╭─ Extracted data
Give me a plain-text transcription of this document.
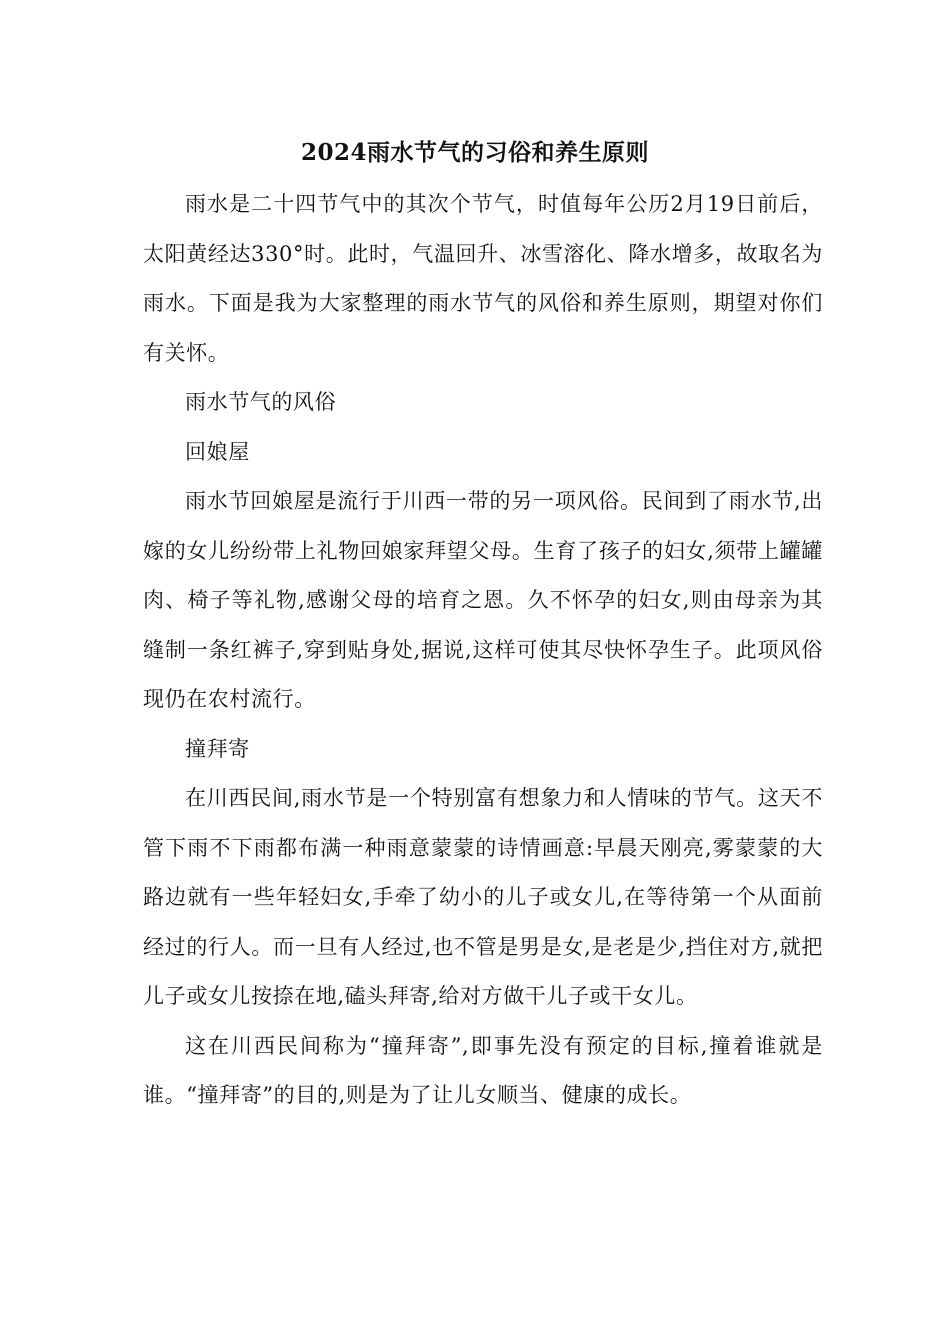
2024雨水节气的习俗和养生原则

雨水是二十四节气中的其次个节气，时值每年公历2月19日前后，太阳黄经达330°时。此时，气温回升、冰雪溶化、降水增多，故取名为雨水。下面是我为大家整理的雨水节气的风俗和养生原则，期望对你们有关怀。

雨水节气的风俗

回娘屋

雨水节回娘屋是流行于川西一带的另一项风俗。民间到了雨水节,出嫁的女儿纷纷带上礼物回娘家拜望父母。生育了孩子的妇女,须带上罐罐肉、椅子等礼物,感谢父母的培育之恩。久不怀孕的妇女,则由母亲为其缝制一条红裤子,穿到贴身处,据说,这样可使其尽快怀孕生子。此项风俗现仍在农村流行。

撞拜寄

在川西民间,雨水节是一个特别富有想象力和人情味的节气。这天不管下雨不下雨都布满一种雨意蒙蒙的诗情画意:早晨天刚亮,雾蒙蒙的大路边就有一些年轻妇女,手牵了幼小的儿子或女儿,在等待第一个从面前经过的行人。而一旦有人经过,也不管是男是女,是老是少,挡住对方,就把儿子或女儿按捺在地,磕头拜寄,给对方做干儿子或干女儿。

这在川西民间称为“撞拜寄”,即事先没有预定的目标,撞着谁就是谁。“撞拜寄”的目的,则是为了让儿女顺当、健康的成长。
╰─
The task -
Repeat the data above exactly, but not the pictures.

Answer to the problem -
Give me a plain-text transcription of this document.
2024雨水节气的习俗和养生原则

雨水是二十四节气中的其次个节气，时值每年公历2月19日前后，太阳黄经达330°时。此时，气温回升、冰雪溶化、降水增多，故取名为雨水。下面是我为大家整理的雨水节气的风俗和养生原则，期望对你们有关怀。

雨水节气的风俗

回娘屋

雨水节回娘屋是流行于川西一带的另一项风俗。民间到了雨水节,出嫁的女儿纷纷带上礼物回娘家拜望父母。生育了孩子的妇女,须带上罐罐肉、椅子等礼物,感谢父母的培育之恩。久不怀孕的妇女,则由母亲为其缝制一条红裤子,穿到贴身处,据说,这样可使其尽快怀孕生子。此项风俗现仍在农村流行。

撞拜寄

在川西民间,雨水节是一个特别富有想象力和人情味的节气。这天不管下雨不下雨都布满一种雨意蒙蒙的诗情画意:早晨天刚亮,雾蒙蒙的大路边就有一些年轻妇女,手牵了幼小的儿子或女儿,在等待第一个从面前经过的行人。而一旦有人经过,也不管是男是女,是老是少,挡住对方,就把儿子或女儿按捺在地,磕头拜寄,给对方做干儿子或干女儿。

这在川西民间称为“撞拜寄”,即事先没有预定的目标,撞着谁就是谁。“撞拜寄”的目的,则是为了让儿女顺当、健康的成长。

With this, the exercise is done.